(Data records)
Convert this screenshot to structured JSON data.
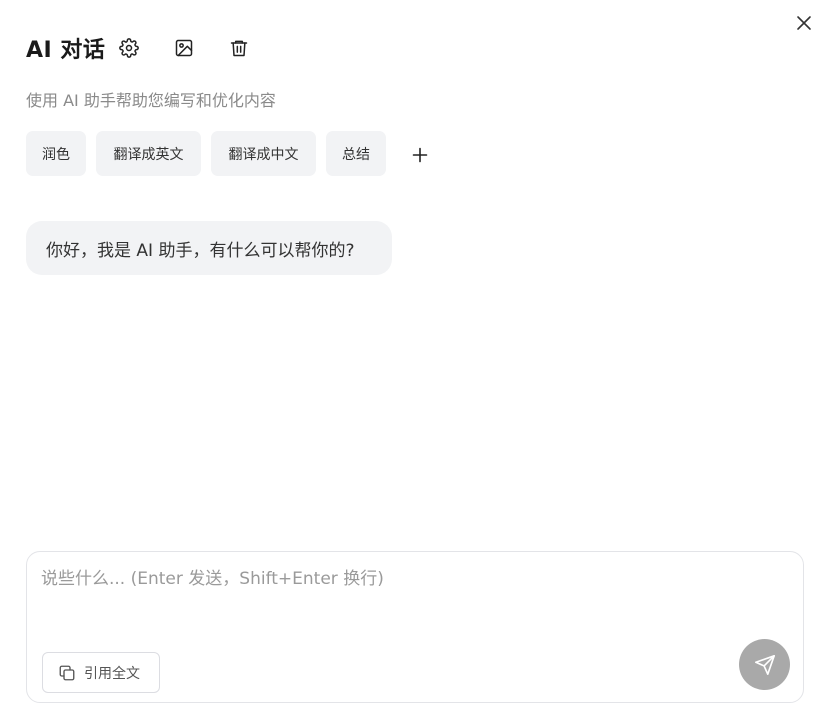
{
  "header": {
    "title": "AI 对话",
    "icons": [
      "gear-icon",
      "image-icon",
      "trash-icon"
    ],
    "close_icon": "close-icon"
  },
  "subtitle": "使用 AI 助手帮助您编写和优化内容",
  "chips": [
    {
      "label": "润色"
    },
    {
      "label": "翻译成英文"
    },
    {
      "label": "翻译成中文"
    },
    {
      "label": "总结"
    }
  ],
  "add_chip_icon": "plus-icon",
  "messages": [
    {
      "role": "assistant",
      "text": "你好，我是 AI 助手，有什么可以帮你的?"
    }
  ],
  "composer": {
    "placeholder": "说些什么... (Enter 发送，Shift+Enter 换行)",
    "value": "",
    "quote_label": "引用全文",
    "send_icon": "send-icon"
  },
  "colors": {
    "chip_bg": "#f2f3f5",
    "send_bg": "#a9a9a9",
    "muted_text": "#8a8a8a"
  }
}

▶ [Written request]: Without the pictures, copy the material exactly as given.

▶ [In response]:
Convert this screenshot to structured JSON data.
{
  "header": {
    "title": "AI 对话",
    "icons": [
      "gear-icon",
      "image-icon",
      "trash-icon"
    ],
    "close_icon": "close-icon"
  },
  "subtitle": "使用 AI 助手帮助您编写和优化内容",
  "chips": [
    {
      "label": "润色"
    },
    {
      "label": "翻译成英文"
    },
    {
      "label": "翻译成中文"
    },
    {
      "label": "总结"
    }
  ],
  "add_chip_icon": "plus-icon",
  "messages": [
    {
      "role": "assistant",
      "text": "你好，我是 AI 助手，有什么可以帮你的?"
    }
  ],
  "composer": {
    "placeholder": "说些什么... (Enter 发送，Shift+Enter 换行)",
    "value": "",
    "quote_label": "引用全文",
    "send_icon": "send-icon"
  },
  "colors": {
    "chip_bg": "#f2f3f5",
    "send_bg": "#a9a9a9",
    "muted_text": "#8a8a8a"
  }
}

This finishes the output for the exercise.